[Dataset entries on figures]
+++
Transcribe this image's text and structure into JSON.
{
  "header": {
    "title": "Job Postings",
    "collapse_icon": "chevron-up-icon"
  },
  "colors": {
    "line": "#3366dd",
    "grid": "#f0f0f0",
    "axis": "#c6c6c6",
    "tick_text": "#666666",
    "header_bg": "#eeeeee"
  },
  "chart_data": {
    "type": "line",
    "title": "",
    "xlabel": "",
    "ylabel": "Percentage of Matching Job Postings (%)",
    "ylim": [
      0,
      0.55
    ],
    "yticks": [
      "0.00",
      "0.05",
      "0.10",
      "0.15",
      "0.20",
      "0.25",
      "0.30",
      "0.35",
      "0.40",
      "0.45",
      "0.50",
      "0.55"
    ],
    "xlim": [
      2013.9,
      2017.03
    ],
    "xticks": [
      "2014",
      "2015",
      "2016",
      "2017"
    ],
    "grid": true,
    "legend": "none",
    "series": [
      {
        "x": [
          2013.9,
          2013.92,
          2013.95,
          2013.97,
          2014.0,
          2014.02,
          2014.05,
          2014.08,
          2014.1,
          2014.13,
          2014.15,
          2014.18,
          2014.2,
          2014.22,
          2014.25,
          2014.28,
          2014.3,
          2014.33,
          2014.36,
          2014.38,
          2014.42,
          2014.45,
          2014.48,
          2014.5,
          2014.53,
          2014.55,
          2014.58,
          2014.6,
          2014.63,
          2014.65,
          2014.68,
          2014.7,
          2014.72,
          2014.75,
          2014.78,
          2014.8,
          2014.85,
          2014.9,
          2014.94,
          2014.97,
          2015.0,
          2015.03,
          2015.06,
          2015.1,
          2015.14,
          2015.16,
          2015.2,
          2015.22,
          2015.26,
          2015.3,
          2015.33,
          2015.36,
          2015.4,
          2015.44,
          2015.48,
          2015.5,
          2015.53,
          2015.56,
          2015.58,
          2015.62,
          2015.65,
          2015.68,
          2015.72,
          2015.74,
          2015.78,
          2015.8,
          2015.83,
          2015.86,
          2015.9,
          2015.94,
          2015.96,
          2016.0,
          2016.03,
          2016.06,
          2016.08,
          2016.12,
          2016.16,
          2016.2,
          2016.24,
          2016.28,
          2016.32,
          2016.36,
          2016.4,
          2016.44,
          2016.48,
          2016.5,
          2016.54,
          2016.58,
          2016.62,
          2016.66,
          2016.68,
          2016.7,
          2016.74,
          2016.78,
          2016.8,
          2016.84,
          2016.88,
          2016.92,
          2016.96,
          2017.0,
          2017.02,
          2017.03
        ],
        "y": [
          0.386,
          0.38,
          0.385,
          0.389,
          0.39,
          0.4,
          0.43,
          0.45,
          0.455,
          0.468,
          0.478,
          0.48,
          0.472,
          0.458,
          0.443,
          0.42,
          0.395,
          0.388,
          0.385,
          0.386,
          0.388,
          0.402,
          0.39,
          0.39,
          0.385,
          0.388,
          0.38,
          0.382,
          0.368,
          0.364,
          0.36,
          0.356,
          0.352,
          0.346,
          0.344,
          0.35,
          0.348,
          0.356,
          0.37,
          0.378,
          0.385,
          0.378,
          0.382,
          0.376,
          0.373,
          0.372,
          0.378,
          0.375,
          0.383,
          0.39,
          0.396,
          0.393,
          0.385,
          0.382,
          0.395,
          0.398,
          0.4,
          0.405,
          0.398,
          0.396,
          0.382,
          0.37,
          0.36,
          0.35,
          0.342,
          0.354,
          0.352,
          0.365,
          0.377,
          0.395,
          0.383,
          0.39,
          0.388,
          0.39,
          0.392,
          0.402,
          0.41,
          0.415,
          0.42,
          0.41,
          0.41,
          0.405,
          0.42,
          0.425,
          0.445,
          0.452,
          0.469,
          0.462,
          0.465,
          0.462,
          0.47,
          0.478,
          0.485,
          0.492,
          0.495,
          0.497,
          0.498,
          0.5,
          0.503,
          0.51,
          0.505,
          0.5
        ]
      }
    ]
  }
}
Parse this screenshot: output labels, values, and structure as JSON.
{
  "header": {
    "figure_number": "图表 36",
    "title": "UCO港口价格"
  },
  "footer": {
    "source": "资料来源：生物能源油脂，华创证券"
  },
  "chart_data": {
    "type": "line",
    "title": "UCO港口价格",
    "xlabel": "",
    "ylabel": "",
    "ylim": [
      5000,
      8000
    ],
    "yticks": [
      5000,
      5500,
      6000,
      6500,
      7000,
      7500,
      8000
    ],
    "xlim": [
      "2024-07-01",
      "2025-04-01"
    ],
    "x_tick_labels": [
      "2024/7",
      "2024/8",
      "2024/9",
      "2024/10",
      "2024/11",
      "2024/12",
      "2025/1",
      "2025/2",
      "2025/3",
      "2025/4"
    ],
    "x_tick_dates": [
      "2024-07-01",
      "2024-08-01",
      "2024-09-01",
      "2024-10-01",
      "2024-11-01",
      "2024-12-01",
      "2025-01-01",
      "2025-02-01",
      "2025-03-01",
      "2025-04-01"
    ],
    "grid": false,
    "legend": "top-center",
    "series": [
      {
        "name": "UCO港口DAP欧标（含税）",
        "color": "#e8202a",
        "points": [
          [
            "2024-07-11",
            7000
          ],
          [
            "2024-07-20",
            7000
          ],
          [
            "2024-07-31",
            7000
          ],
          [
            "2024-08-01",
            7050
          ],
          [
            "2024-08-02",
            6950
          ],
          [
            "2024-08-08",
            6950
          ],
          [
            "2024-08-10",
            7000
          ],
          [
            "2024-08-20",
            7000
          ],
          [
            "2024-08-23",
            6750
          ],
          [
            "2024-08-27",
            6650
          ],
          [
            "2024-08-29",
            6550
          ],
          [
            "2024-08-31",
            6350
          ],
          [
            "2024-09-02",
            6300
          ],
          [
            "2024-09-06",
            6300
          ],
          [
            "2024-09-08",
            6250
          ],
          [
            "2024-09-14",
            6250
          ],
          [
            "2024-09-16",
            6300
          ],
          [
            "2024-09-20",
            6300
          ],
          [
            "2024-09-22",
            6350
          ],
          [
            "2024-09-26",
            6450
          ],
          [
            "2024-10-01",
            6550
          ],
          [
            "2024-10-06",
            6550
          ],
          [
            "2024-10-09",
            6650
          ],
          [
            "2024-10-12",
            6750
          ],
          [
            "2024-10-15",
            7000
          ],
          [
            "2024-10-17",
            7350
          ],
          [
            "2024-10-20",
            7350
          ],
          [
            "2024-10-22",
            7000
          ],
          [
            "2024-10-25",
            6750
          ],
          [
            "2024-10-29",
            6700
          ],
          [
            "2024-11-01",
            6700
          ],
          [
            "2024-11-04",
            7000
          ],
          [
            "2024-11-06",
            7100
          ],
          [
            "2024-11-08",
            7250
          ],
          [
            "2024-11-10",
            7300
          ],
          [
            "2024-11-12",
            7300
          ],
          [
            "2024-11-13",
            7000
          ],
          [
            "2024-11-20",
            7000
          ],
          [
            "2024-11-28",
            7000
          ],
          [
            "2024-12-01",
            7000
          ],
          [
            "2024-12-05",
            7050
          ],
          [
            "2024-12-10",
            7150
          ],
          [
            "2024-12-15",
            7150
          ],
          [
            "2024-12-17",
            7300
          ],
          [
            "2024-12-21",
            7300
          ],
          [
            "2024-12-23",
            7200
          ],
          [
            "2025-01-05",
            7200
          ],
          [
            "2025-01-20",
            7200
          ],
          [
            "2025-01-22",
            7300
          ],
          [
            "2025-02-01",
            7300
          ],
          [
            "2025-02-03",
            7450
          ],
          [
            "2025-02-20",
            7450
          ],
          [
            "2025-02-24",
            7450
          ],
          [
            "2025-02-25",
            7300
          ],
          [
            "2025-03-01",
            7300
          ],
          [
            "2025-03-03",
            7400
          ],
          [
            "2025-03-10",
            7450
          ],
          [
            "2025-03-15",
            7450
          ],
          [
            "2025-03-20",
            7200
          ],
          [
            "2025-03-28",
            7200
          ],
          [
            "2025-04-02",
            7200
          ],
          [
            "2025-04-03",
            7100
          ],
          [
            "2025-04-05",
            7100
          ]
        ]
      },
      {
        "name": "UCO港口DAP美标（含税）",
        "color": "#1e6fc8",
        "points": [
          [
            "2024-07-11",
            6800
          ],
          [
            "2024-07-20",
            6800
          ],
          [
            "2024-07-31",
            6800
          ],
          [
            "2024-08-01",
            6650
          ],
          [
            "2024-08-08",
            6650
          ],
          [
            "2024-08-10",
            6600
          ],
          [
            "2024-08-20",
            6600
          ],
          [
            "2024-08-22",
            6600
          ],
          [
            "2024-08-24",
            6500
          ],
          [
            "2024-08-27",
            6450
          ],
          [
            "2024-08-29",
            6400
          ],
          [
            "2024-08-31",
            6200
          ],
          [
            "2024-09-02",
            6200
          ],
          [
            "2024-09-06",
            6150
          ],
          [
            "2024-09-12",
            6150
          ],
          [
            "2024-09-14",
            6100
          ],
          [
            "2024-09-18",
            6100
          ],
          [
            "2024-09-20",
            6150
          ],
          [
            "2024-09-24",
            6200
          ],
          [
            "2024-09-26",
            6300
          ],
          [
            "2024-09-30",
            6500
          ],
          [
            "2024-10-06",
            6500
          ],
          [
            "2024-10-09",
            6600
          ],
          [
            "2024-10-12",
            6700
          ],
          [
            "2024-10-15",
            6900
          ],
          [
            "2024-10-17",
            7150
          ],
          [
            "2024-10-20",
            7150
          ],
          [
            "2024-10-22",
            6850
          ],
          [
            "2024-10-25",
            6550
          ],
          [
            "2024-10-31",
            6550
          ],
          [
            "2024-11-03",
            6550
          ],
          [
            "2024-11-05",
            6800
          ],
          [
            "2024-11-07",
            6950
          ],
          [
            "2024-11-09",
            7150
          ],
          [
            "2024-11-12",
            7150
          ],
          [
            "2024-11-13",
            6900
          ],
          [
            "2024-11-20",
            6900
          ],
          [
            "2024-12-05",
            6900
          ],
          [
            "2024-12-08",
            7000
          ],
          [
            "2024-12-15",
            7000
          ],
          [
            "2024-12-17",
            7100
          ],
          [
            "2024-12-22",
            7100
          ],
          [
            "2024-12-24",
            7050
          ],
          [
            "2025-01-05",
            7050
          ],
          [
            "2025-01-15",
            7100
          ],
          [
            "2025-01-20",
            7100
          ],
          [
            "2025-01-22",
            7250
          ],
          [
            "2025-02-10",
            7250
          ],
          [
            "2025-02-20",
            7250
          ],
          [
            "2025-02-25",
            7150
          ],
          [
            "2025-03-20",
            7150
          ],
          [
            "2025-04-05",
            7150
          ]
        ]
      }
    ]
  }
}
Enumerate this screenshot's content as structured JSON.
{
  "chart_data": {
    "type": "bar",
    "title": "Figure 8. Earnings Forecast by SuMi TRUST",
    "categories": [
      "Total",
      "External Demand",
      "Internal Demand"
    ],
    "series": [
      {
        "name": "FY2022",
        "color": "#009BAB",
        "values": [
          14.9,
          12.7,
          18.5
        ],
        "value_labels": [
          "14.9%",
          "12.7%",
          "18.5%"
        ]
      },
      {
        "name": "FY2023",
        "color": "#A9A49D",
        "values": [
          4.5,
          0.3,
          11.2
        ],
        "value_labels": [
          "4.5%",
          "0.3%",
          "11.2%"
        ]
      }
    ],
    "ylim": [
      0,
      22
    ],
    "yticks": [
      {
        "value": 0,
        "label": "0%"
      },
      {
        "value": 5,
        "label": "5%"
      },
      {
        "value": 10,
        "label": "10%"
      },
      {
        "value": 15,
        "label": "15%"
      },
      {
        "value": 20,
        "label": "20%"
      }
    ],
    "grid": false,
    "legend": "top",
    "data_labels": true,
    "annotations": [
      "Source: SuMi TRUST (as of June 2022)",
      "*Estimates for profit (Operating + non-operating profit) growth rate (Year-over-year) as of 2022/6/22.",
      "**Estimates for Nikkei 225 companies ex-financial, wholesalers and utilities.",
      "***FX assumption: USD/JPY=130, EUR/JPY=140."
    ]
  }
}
+++
Every line containing the string "title" must be listed.

• Solution
    "title": "Job Postings",
    "title": "",
    "title": "UCO港口价格"
    "title": "UCO港口价格",
    "title": "Figure 8. Earnings Forecast by SuMi TRUST",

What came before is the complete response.